__Written problem__. Which lines below hold the word "gian"? Report each one.

* Begin *

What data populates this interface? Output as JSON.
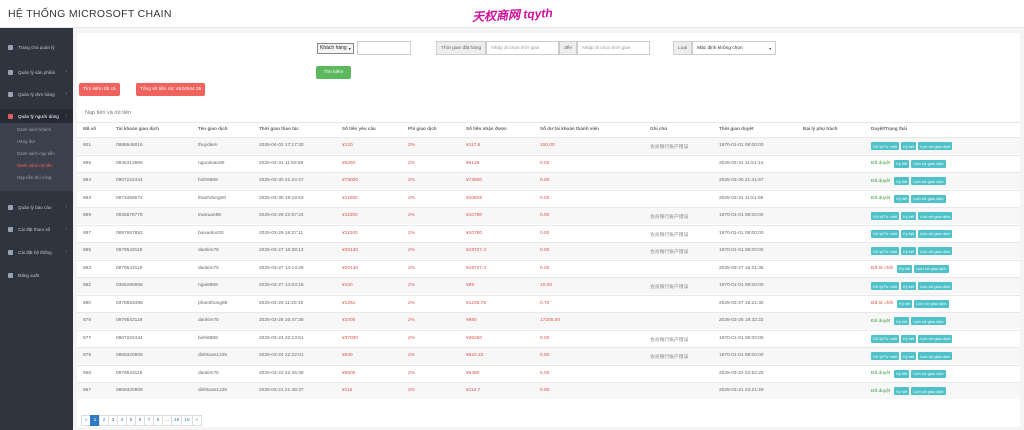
{
  "app": {
    "title": "HỆ THỐNG MICROSOFT CHAIN",
    "watermark": "天权商网 tqyth"
  },
  "sidebar": {
    "items": [
      {
        "label": "Trang chủ quản lý",
        "icon": "home-icon"
      },
      {
        "label": "Quản lý sản phẩm",
        "icon": "box-icon"
      },
      {
        "label": "Quản lý đơn hàng",
        "icon": "cart-icon"
      },
      {
        "label": "Quản lý người dùng",
        "icon": "user-icon",
        "active": true
      },
      {
        "label": "Quản lý báo cáo",
        "icon": "chart-icon"
      },
      {
        "label": "Cài đặt tham số",
        "icon": "sliders-icon"
      },
      {
        "label": "Cài đặt hệ thống",
        "icon": "gear-icon"
      },
      {
        "label": "Đăng xuất",
        "icon": "logout-icon"
      }
    ],
    "submenu": [
      "Danh sách khách",
      "Hàng đợi",
      "Danh sách nạp tiền",
      "Danh sách rút tiền",
      "Nạp tiền thủ công"
    ],
    "submenu_active": 3
  },
  "filters": {
    "customer_select": "Khách hàng",
    "time_label": "Thời gian đặt hàng",
    "start_placeholder": "Nhập đi chọn thời gian",
    "to_label": "đến",
    "end_placeholder": "Nhập đi chọn thời gian",
    "type_label": "Loại",
    "type_select": "Mặc định không chọn",
    "search_button": "Tìm kiếm",
    "search_all_button": "Tìm kiếm tất cả",
    "total_button": "Tổng số tiền rút: 4624944.35"
  },
  "panel": {
    "title": "Nạp tiền và rút tiền"
  },
  "table": {
    "headers": [
      "Mã số",
      "Tài khoản giao dịch",
      "Tên giao dịch",
      "Thời gian thao tác",
      "Số tiền yêu cầu",
      "Phí giao dịch",
      "Số tiền nhận được",
      "Số dư tài khoản thành viên",
      "Ghi chú",
      "Thời gian duyệt",
      "Đại lý phụ trách",
      "Duyệt/Trạng thái"
    ],
    "rows": [
      {
        "id": "901",
        "account": "0986546016",
        "name": "thuydiem",
        "time": "2025-04-02 17:17:30",
        "amount": "¥120",
        "fee": "2%",
        "received": "¥117.6",
        "balance": "100.00",
        "note": "会员银行账户错误",
        "approved": "1970-01-01 08:00:00",
        "status": "",
        "buttons": [
          "Xử lý/Từ chối",
          "Ký kết",
          "Lịch sử giao dịch"
        ]
      },
      {
        "id": "895",
        "account": "0945313989",
        "name": "nguoituan80",
        "time": "2025-03-31 11:50:55",
        "amount": "¥6250",
        "fee": "2%",
        "received": "¥6125",
        "balance": "0.00",
        "note": "",
        "approved": "2025-03-31 11:51:14",
        "status": "Đã duyệt",
        "buttons": [
          "Ký kết",
          "Lịch sử giao dịch"
        ]
      },
      {
        "id": "894",
        "account": "0907222444",
        "name": "binh6868",
        "time": "2025-03-30 21:24:47",
        "amount": "¥75000",
        "fee": "2%",
        "received": "¥73500",
        "balance": "0.00",
        "note": "",
        "approved": "2025-03-30 21:41:57",
        "status": "Đã duyệt",
        "buttons": [
          "Ký kết",
          "Lịch sử giao dịch"
        ]
      },
      {
        "id": "893",
        "account": "0973459672",
        "name": "thanhdong00",
        "time": "2025-03-30 19:19:53",
        "amount": "¥11050",
        "fee": "2%",
        "received": "¥10829",
        "balance": "0.00",
        "note": "",
        "approved": "2025-03-31 11:51:05",
        "status": "Đã duyệt",
        "buttons": [
          "Ký kết",
          "Lịch sử giao dịch"
        ]
      },
      {
        "id": "889",
        "account": "0935878778",
        "name": "trantuan88",
        "time": "2025-03-29 22:57:24",
        "amount": "¥11000",
        "fee": "2%",
        "received": "¥10780",
        "balance": "0.00",
        "note": "会员银行账户错误",
        "approved": "1970-01-01 08:00:00",
        "status": "",
        "buttons": [
          "Xử lý/Từ chối",
          "Ký kết",
          "Lịch sử giao dịch"
        ]
      },
      {
        "id": "887",
        "account": "0897657852",
        "name": "buivanluc00",
        "time": "2025-03-29 18:27:11",
        "amount": "¥11000",
        "fee": "2%",
        "received": "¥10780",
        "balance": "0.00",
        "note": "会员银行账户错误",
        "approved": "1970-01-01 08:00:00",
        "status": "",
        "buttons": [
          "Xử lý/Từ chối",
          "Ký kết",
          "Lịch sử giao dịch"
        ]
      },
      {
        "id": "885",
        "account": "0979543119",
        "name": "dankim75",
        "time": "2025-03-27 16:38:13",
        "amount": "¥20130",
        "fee": "2%",
        "received": "¥19727.4",
        "balance": "0.00",
        "note": "会员银行账户错误",
        "approved": "1970-01-01 08:00:00",
        "status": "",
        "buttons": [
          "Xử lý/Từ chối",
          "Ký kết",
          "Lịch sử giao dịch"
        ]
      },
      {
        "id": "883",
        "account": "0979543119",
        "name": "dankim75",
        "time": "2025-03-27 14:14:29",
        "amount": "¥20130",
        "fee": "2%",
        "received": "¥19727.4",
        "balance": "0.00",
        "note": "",
        "approved": "2025-03-27 16:21:36",
        "status": "Đã từ chối",
        "buttons": [
          "Ký kết",
          "Lịch sử giao dịch"
        ]
      },
      {
        "id": "882",
        "account": "0365280668",
        "name": "ngai6868",
        "time": "2025-03-27 14:03:16",
        "amount": "¥100",
        "fee": "2%",
        "received": "¥98",
        "balance": "10.00",
        "note": "会员银行账户错误",
        "approved": "1970-01-01 08:00:00",
        "status": "",
        "buttons": [
          "Xử lý/Từ chối",
          "Ký kết",
          "Lịch sử giao dịch"
        ]
      },
      {
        "id": "880",
        "account": "0378583498",
        "name": "phamthong88",
        "time": "2025-03-26 11:20:15",
        "amount": "¥1261",
        "fee": "2%",
        "received": "¥1235.78",
        "balance": "0.70",
        "note": "",
        "approved": "2025-03-27 16:21:40",
        "status": "Đã từ chối",
        "buttons": [
          "Ký kết",
          "Lịch sử giao dịch"
        ]
      },
      {
        "id": "878",
        "account": "0979543119",
        "name": "dankim75",
        "time": "2025-03-25 16:47:38",
        "amount": "¥1000",
        "fee": "2%",
        "received": "¥980",
        "balance": "17205.00",
        "note": "",
        "approved": "2025-03-25 19:32:22",
        "status": "Đã duyệt",
        "buttons": [
          "Ký kết",
          "Lịch sử giao dịch"
        ]
      },
      {
        "id": "877",
        "account": "0907222444",
        "name": "binh6868",
        "time": "2025-03-24 22:13:51",
        "amount": "¥37000",
        "fee": "2%",
        "received": "¥36260",
        "balance": "0.00",
        "note": "会员银行账户错误",
        "approved": "1970-01-01 08:00:00",
        "status": "",
        "buttons": [
          "Xử lý/Từ chối",
          "Ký kết",
          "Lịch sử giao dịch"
        ]
      },
      {
        "id": "875",
        "account": "0869320908",
        "name": "dinhtoan1225",
        "time": "2025-03-24 22:22:01",
        "amount": "¥839",
        "fee": "2%",
        "received": "¥822.22",
        "balance": "0.50",
        "note": "会员银行账户错误",
        "approved": "1970-01-01 08:00:00",
        "status": "",
        "buttons": [
          "Xử lý/Từ chối",
          "Ký kết",
          "Lịch sử giao dịch"
        ]
      },
      {
        "id": "868",
        "account": "0979543119",
        "name": "dankim75",
        "time": "2025-03-22 22:45:39",
        "amount": "¥5500",
        "fee": "2%",
        "received": "¥5390",
        "balance": "5.00",
        "note": "",
        "approved": "2025-03-22 22:52:25",
        "status": "Đã duyệt",
        "buttons": [
          "Ký kết",
          "Lịch sử giao dịch"
        ]
      },
      {
        "id": "867",
        "account": "0869320908",
        "name": "dinhtoan1225",
        "time": "2025-03-21 21:48:37",
        "amount": "¥115",
        "fee": "2%",
        "received": "¥112.7",
        "balance": "0.00",
        "note": "",
        "approved": "2025-03-21 22:21:29",
        "status": "Đã duyệt",
        "buttons": [
          "Ký kết",
          "Lịch sử giao dịch"
        ]
      }
    ]
  },
  "pagination": {
    "pages": [
      "«",
      "1",
      "2",
      "3",
      "4",
      "5",
      "6",
      "7",
      "8",
      "...",
      "18",
      "19",
      "»"
    ],
    "current": "1"
  },
  "colors": {
    "sidebar": "#2f353f",
    "accent_red": "#f0625d",
    "green": "#5cb85c",
    "teal": "#4fc1c9",
    "money_red": "#d9534f"
  }
}
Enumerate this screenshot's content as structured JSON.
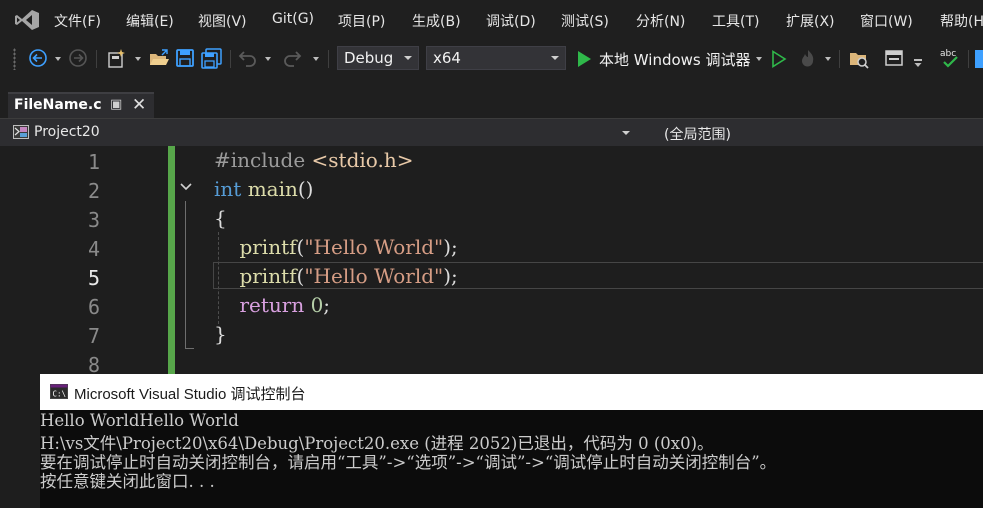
{
  "menu": {
    "items": [
      "文件(F)",
      "编辑(E)",
      "视图(V)",
      "Git(G)",
      "项目(P)",
      "生成(B)",
      "调试(D)",
      "测试(S)",
      "分析(N)",
      "工具(T)",
      "扩展(X)",
      "窗口(W)",
      "帮助(H"
    ]
  },
  "toolbar": {
    "configuration": "Debug",
    "platform": "x64",
    "run_label": "本地 Windows 调试器"
  },
  "tab": {
    "filename": "FileName.c",
    "pin_glyph": "▣",
    "close_glyph": "✕"
  },
  "navbar": {
    "project": "Project20",
    "scope": "(全局范围)"
  },
  "editor": {
    "line_numbers": [
      "1",
      "2",
      "3",
      "4",
      "5",
      "6",
      "7",
      "8"
    ],
    "current_line": "5",
    "code": {
      "l1_directive": "#include ",
      "l1_header": "<stdio.h>",
      "l2_type": "int",
      "l2_name": "main",
      "l2_parens": "()",
      "l3_open": "{",
      "l4_fn": "printf",
      "l4_open": "(",
      "l4_str": "\"Hello World\"",
      "l4_close": ");",
      "l5_fn": "printf",
      "l5_open": "(",
      "l5_str": "\"Hello World\"",
      "l5_close": ");",
      "l6_kw": "return",
      "l6_num": "0",
      "l6_end": ";",
      "l7_close": "}"
    }
  },
  "console": {
    "title": "Microsoft Visual Studio 调试控制台",
    "lines": [
      "Hello WorldHello World",
      "H:\\vs文件\\Project20\\x64\\Debug\\Project20.exe (进程 2052)已退出，代码为 0 (0x0)。",
      "要在调试停止时自动关闭控制台，请启用“工具”->“选项”->“调试”->“调试停止时自动关闭控制台”。",
      "按任意键关闭此窗口. . ."
    ]
  },
  "colors": {
    "change_bar": "#57a64a",
    "keyword": "#569cd6",
    "control_keyword": "#d8a0df",
    "function": "#dcdcaa",
    "string": "#d69d85",
    "number": "#b5cea8",
    "run_green": "#2fb84a",
    "accent_blue": "#3ea0ff"
  },
  "icons": [
    "visual-studio-logo-icon",
    "back-icon",
    "forward-icon",
    "new-project-icon",
    "open-folder-icon",
    "save-icon",
    "save-all-icon",
    "undo-icon",
    "redo-icon",
    "start-debug-icon",
    "start-without-debug-icon",
    "hot-reload-icon",
    "solution-explorer-icon",
    "layout-icon",
    "spell-check-icon",
    "pin-icon",
    "close-icon",
    "project-icon",
    "collapse-icon",
    "console-app-icon"
  ]
}
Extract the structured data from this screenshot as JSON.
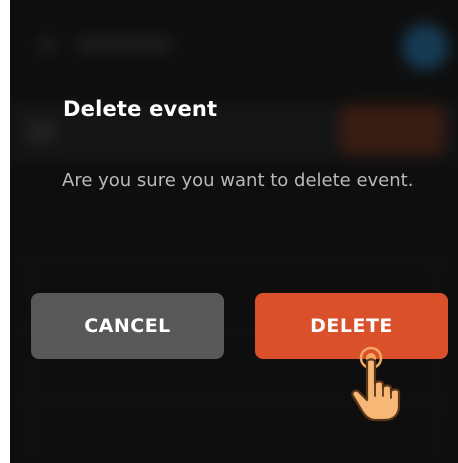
{
  "dialog": {
    "title": "Delete event",
    "message": "Are you sure you want to delete event.",
    "cancel_label": "CANCEL",
    "delete_label": "DELETE"
  },
  "colors": {
    "delete_button": "#d9502a",
    "cancel_button": "#585858",
    "background": "#101010"
  },
  "icons": {
    "cursor": "hand-pointer-icon"
  }
}
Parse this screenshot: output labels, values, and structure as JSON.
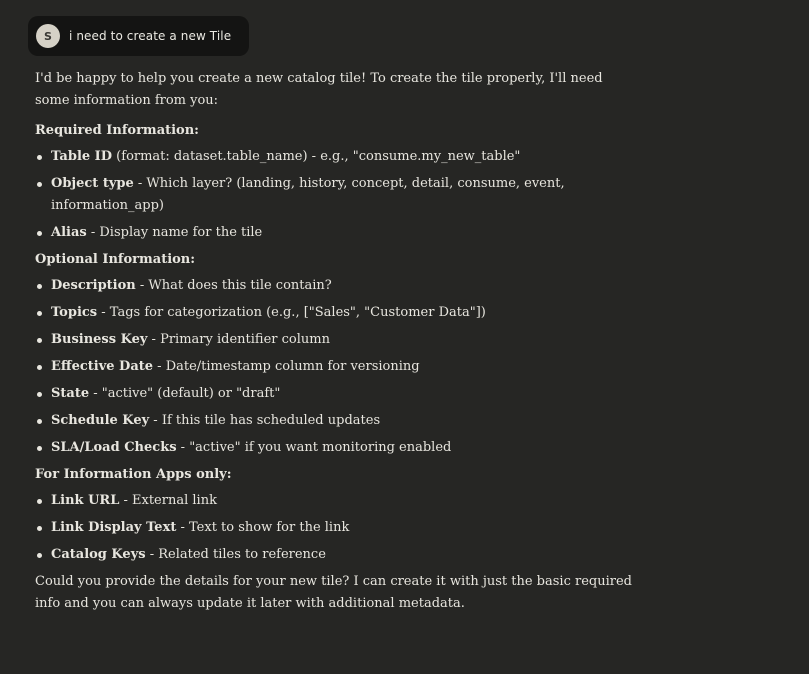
{
  "user_message": {
    "avatar_initial": "S",
    "text": "i need to create a new Tile"
  },
  "response": {
    "intro": "I'd be happy to help you create a new catalog tile! To create the tile properly, I'll need some information from you:",
    "sections": [
      {
        "heading": "Required Information:",
        "items": [
          {
            "term": "Table ID",
            "desc": " (format: dataset.table_name) - e.g., \"consume.my_new_table\""
          },
          {
            "term": "Object type",
            "desc": " - Which layer? (landing, history, concept, detail, consume, event, information_app)"
          },
          {
            "term": "Alias",
            "desc": " - Display name for the tile"
          }
        ]
      },
      {
        "heading": "Optional Information:",
        "items": [
          {
            "term": "Description",
            "desc": " - What does this tile contain?"
          },
          {
            "term": "Topics",
            "desc": " - Tags for categorization (e.g., [\"Sales\", \"Customer Data\"])"
          },
          {
            "term": "Business Key",
            "desc": " - Primary identifier column"
          },
          {
            "term": "Effective Date",
            "desc": " - Date/timestamp column for versioning"
          },
          {
            "term": "State",
            "desc": " - \"active\" (default) or \"draft\""
          },
          {
            "term": "Schedule Key",
            "desc": " - If this tile has scheduled updates"
          },
          {
            "term": "SLA/Load Checks",
            "desc": " - \"active\" if you want monitoring enabled"
          }
        ]
      },
      {
        "heading": "For Information Apps only:",
        "items": [
          {
            "term": "Link URL",
            "desc": " - External link"
          },
          {
            "term": "Link Display Text",
            "desc": " - Text to show for the link"
          },
          {
            "term": "Catalog Keys",
            "desc": " - Related tiles to reference"
          }
        ]
      }
    ],
    "closing": "Could you provide the details for your new tile? I can create it with just the basic required info and you can always update it later with additional metadata."
  }
}
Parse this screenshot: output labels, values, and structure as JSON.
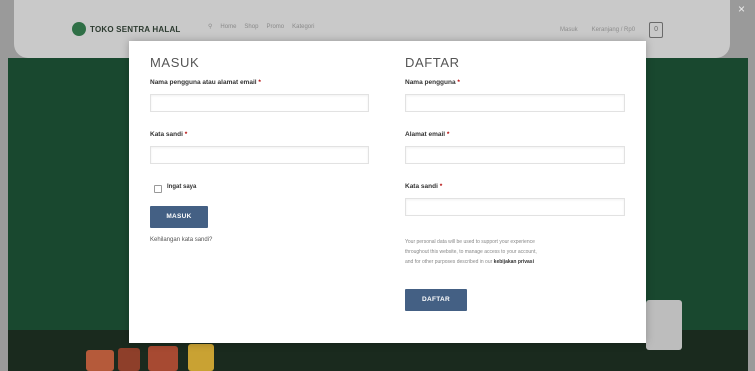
{
  "header": {
    "logo_text": "TOKO SENTRA HALAL",
    "nav": [
      "Home",
      "Shop",
      "Promo",
      "Kategori"
    ],
    "right_link1": "Masuk",
    "right_link2": "Keranjang / Rp0",
    "cart_count": "0"
  },
  "login": {
    "heading": "MASUK",
    "username_label": "Nama pengguna atau alamat email",
    "password_label": "Kata sandi",
    "required_mark": "*",
    "remember_label": "Ingat saya",
    "button": "MASUK",
    "lost_password": "Kehilangan kata sandi?"
  },
  "register": {
    "heading": "DAFTAR",
    "username_label": "Nama pengguna",
    "email_label": "Alamat email",
    "password_label": "Kata sandi",
    "required_mark": "*",
    "policy_text_1": "Your personal data will be used to support your experience",
    "policy_text_2": "throughout this website, to manage access to your account,",
    "policy_text_3": "and for other purposes described in our",
    "policy_link": "kebijakan privasi",
    "button": "DAFTAR"
  },
  "colors": {
    "button": "#446084",
    "hero": "#19482f"
  }
}
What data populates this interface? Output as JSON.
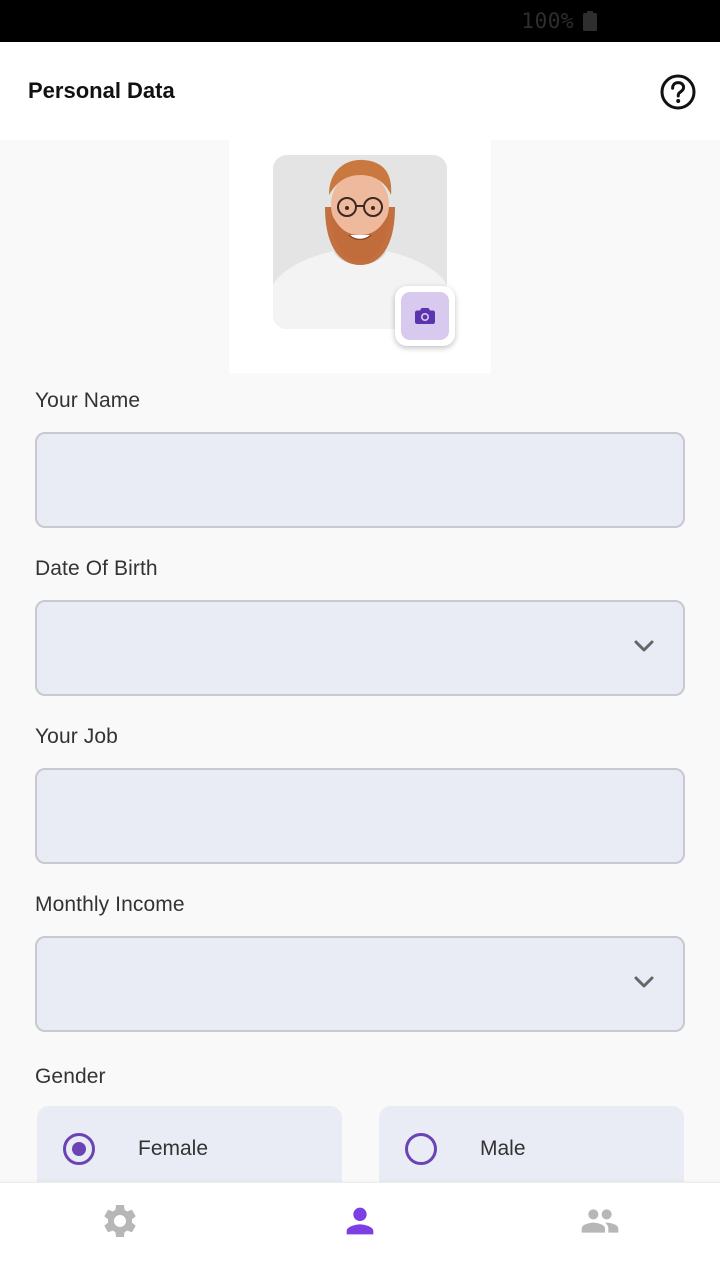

* End *

__Answer to this exercise__.
    "time_label": "Thời gian đặt hàng",
    "start_placeholder": "Nhập đi chọn thời gian",
    "end_placeholder": "Nhập đi chọn thời gian",
      "Thời gian thao tác",
      "Thời gian duyệt",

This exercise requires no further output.